Count the lines below that contain the word "across" and give only the number.

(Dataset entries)
──────────────────────────────
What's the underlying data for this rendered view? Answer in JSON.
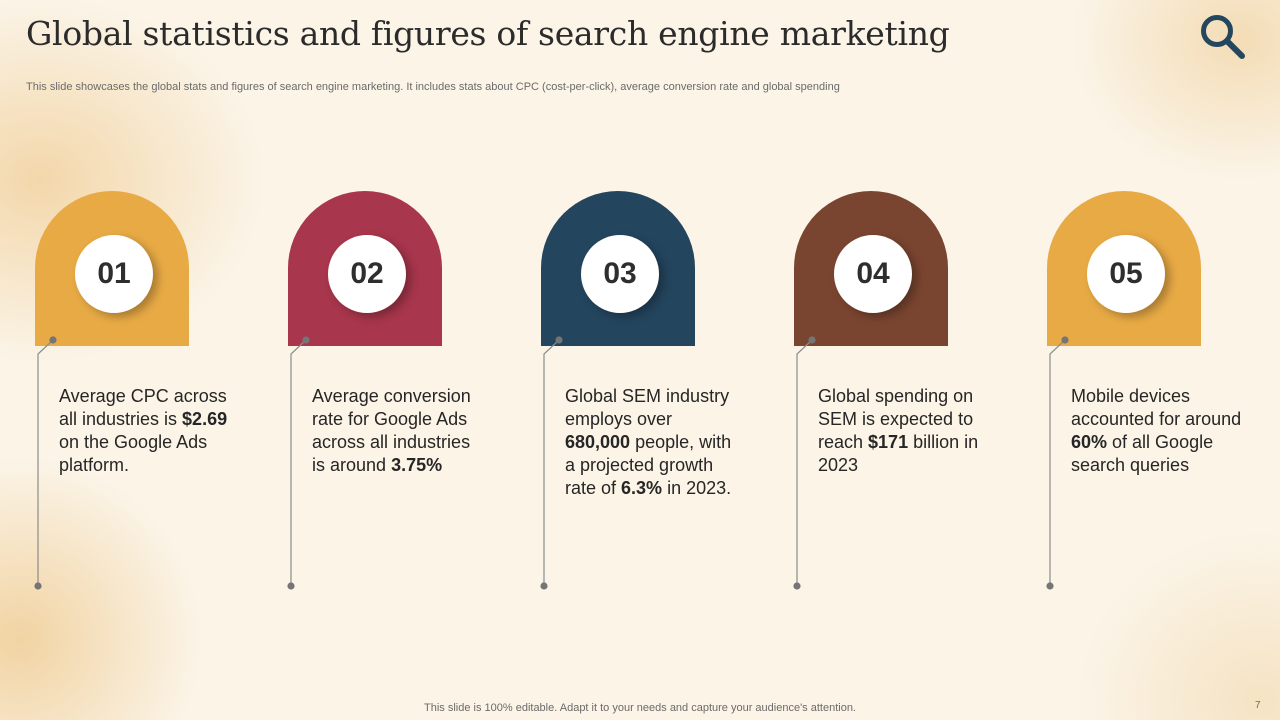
{
  "slide": {
    "title": "Global statistics and figures of search engine marketing",
    "subtitle": "This slide showcases the global stats and figures of search engine marketing. It includes stats about CPC (cost-per-click), average conversion rate and global spending",
    "footer": "This slide is 100% editable. Adapt it to your needs and capture your audience's attention.",
    "page_number": "7",
    "icon": "search-icon",
    "icon_color": "#24475e"
  },
  "cards": [
    {
      "number": "01",
      "color": "#e8aa45",
      "parts": [
        {
          "text": "Average CPC across all industries is ",
          "bold": false
        },
        {
          "text": "$2.69",
          "bold": true
        },
        {
          "text": " on the Google Ads platform.",
          "bold": false
        }
      ]
    },
    {
      "number": "02",
      "color": "#a8364c",
      "parts": [
        {
          "text": "Average conversion rate for Google Ads across all industries is around ",
          "bold": false
        },
        {
          "text": "3.75%",
          "bold": true
        }
      ]
    },
    {
      "number": "03",
      "color": "#24455e",
      "parts": [
        {
          "text": "Global SEM industry employs over ",
          "bold": false
        },
        {
          "text": "680,000",
          "bold": true
        },
        {
          "text": " people, with a projected growth rate of ",
          "bold": false
        },
        {
          "text": "6.3%",
          "bold": true
        },
        {
          "text": " in 2023.",
          "bold": false
        }
      ]
    },
    {
      "number": "04",
      "color": "#7a4530",
      "parts": [
        {
          "text": "Global spending on SEM is expected to reach ",
          "bold": false
        },
        {
          "text": "$171",
          "bold": true
        },
        {
          "text": " billion in 2023",
          "bold": false
        }
      ]
    },
    {
      "number": "05",
      "color": "#e8aa45",
      "parts": [
        {
          "text": "Mobile devices accounted for around ",
          "bold": false
        },
        {
          "text": "60%",
          "bold": true
        },
        {
          "text": " of all Google search queries",
          "bold": false
        }
      ]
    }
  ]
}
──────────────────────────────
RESULT:
2